WORK TO BE COMPLETED: Extract the full listing below without altering a single character.

=== SUPPLIED MATERIAL ===

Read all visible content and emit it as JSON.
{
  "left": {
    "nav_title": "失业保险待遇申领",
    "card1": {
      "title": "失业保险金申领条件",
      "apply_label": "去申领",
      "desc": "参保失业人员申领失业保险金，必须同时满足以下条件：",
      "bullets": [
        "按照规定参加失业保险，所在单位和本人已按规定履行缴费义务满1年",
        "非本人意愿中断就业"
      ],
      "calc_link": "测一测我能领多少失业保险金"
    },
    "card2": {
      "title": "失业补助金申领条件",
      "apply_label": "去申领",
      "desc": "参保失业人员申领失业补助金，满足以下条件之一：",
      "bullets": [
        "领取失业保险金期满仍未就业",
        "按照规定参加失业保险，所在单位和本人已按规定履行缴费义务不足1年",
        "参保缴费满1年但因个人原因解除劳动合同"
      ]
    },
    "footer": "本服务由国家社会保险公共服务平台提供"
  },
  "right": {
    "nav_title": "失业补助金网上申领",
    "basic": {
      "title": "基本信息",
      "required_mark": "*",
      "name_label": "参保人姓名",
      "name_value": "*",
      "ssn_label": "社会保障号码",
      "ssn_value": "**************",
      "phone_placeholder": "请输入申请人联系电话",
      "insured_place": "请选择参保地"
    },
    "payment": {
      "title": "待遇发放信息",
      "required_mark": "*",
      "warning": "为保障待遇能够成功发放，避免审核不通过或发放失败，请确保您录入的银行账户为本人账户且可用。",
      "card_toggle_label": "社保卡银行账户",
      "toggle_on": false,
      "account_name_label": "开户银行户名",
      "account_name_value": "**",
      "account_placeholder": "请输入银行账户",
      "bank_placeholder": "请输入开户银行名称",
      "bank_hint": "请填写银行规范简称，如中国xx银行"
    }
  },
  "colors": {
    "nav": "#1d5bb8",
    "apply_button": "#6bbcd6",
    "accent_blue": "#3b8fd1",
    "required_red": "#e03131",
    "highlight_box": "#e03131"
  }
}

===

THE SOLUTION:
Read all visible content and emit it as JSON.
{
  "left": {
    "nav_title": "失业保险待遇申领",
    "card1": {
      "title": "失业保险金申领条件",
      "apply_label": "去申领",
      "desc": "参保失业人员申领失业保险金，必须同时满足以下条件：",
      "bullets": [
        "按照规定参加失业保险，所在单位和本人已按规定履行缴费义务满1年",
        "非本人意愿中断就业"
      ],
      "calc_link": "测一测我能领多少失业保险金"
    },
    "card2": {
      "title": "失业补助金申领条件",
      "apply_label": "去申领",
      "desc": "参保失业人员申领失业补助金，满足以下条件之一：",
      "bullets": [
        "领取失业保险金期满仍未就业",
        "按照规定参加失业保险，所在单位和本人已按规定履行缴费义务不足1年",
        "参保缴费满1年但因个人原因解除劳动合同"
      ]
    },
    "footer": "本服务由国家社会保险公共服务平台提供"
  },
  "right": {
    "nav_title": "失业补助金网上申领",
    "basic": {
      "title": "基本信息",
      "required_mark": "*",
      "name_label": "参保人姓名",
      "name_value": "*",
      "ssn_label": "社会保障号码",
      "ssn_value": "**************",
      "phone_placeholder": "请输入申请人联系电话",
      "insured_place": "请选择参保地"
    },
    "payment": {
      "title": "待遇发放信息",
      "required_mark": "*",
      "warning": "为保障待遇能够成功发放，避免审核不通过或发放失败，请确保您录入的银行账户为本人账户且可用。",
      "card_toggle_label": "社保卡银行账户",
      "toggle_on": false,
      "account_name_label": "开户银行户名",
      "account_name_value": "**",
      "account_placeholder": "请输入银行账户",
      "bank_placeholder": "请输入开户银行名称",
      "bank_hint": "请填写银行规范简称，如中国xx银行"
    }
  },
  "colors": {
    "nav": "#1d5bb8",
    "apply_button": "#6bbcd6",
    "accent_blue": "#3b8fd1",
    "required_red": "#e03131",
    "highlight_box": "#e03131"
  }
}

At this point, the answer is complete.